(Stored data)
──────────
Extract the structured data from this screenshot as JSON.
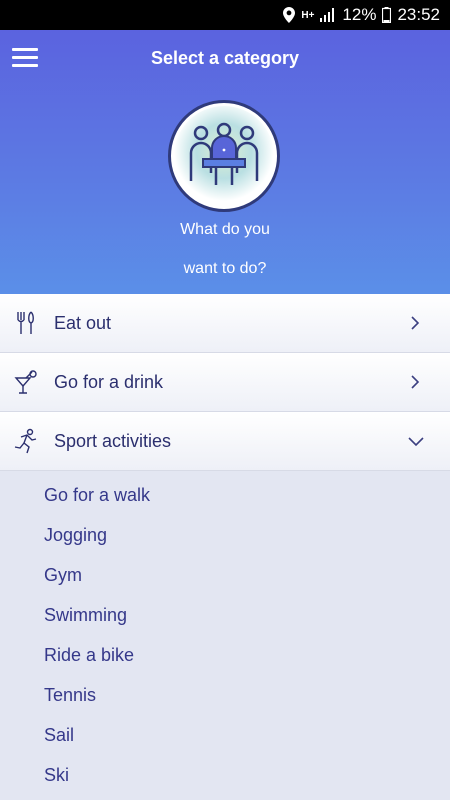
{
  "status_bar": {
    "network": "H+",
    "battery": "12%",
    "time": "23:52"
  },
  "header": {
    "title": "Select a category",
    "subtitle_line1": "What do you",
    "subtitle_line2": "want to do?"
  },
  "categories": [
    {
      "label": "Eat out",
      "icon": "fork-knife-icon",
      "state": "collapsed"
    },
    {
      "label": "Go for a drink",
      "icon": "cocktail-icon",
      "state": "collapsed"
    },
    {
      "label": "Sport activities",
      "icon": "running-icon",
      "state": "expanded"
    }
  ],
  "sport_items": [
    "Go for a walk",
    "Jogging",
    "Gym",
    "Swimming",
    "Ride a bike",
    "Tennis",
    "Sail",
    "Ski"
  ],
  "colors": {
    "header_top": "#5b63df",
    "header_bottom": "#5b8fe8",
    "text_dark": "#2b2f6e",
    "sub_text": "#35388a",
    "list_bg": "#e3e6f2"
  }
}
──────────
| Directive |
Copy the data character for character, but drop all pictures from the copy.

| Output of the exercise |
Extract the structured data from this screenshot as JSON.
{
  "status_bar": {
    "network": "H+",
    "battery": "12%",
    "time": "23:52"
  },
  "header": {
    "title": "Select a category",
    "subtitle_line1": "What do you",
    "subtitle_line2": "want to do?"
  },
  "categories": [
    {
      "label": "Eat out",
      "icon": "fork-knife-icon",
      "state": "collapsed"
    },
    {
      "label": "Go for a drink",
      "icon": "cocktail-icon",
      "state": "collapsed"
    },
    {
      "label": "Sport activities",
      "icon": "running-icon",
      "state": "expanded"
    }
  ],
  "sport_items": [
    "Go for a walk",
    "Jogging",
    "Gym",
    "Swimming",
    "Ride a bike",
    "Tennis",
    "Sail",
    "Ski"
  ],
  "colors": {
    "header_top": "#5b63df",
    "header_bottom": "#5b8fe8",
    "text_dark": "#2b2f6e",
    "sub_text": "#35388a",
    "list_bg": "#e3e6f2"
  }
}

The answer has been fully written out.